▶ **Given instruction**
Below are entries. Pull out all lines containing "тетради".
===== Records for this exercise
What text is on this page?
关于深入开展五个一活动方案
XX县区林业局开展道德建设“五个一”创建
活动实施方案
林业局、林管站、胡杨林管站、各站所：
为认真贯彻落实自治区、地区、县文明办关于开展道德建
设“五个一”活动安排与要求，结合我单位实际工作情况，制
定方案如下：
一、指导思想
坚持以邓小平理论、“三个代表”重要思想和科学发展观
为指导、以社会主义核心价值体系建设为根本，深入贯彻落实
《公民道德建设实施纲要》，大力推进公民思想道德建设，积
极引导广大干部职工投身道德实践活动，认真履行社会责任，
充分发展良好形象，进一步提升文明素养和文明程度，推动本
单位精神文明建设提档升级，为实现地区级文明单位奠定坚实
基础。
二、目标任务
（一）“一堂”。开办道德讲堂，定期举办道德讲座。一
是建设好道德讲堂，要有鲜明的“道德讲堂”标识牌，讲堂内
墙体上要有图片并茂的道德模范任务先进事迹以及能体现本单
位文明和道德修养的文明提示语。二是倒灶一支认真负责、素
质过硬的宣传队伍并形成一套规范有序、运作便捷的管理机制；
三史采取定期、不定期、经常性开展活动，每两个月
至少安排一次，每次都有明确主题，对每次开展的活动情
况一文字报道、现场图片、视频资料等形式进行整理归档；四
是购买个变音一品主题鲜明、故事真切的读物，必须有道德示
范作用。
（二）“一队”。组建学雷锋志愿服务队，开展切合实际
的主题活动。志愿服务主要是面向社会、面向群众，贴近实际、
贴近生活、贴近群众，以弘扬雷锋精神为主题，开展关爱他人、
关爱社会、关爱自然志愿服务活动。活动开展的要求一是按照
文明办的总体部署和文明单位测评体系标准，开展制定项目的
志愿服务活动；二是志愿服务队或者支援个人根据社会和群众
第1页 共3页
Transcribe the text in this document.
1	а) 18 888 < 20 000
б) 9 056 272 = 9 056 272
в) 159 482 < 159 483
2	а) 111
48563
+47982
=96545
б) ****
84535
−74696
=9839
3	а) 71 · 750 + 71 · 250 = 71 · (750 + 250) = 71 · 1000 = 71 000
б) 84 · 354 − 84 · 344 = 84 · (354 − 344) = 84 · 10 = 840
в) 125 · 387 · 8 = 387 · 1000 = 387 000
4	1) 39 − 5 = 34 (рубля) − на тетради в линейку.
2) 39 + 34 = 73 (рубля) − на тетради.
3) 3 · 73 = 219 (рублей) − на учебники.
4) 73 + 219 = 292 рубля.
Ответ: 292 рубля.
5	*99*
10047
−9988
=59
==========
▶ **Result**
4	1) 39 − 5 = 34 (рубля) − на тетради в линейку.
2) 39 + 34 = 73 (рубля) − на тетради.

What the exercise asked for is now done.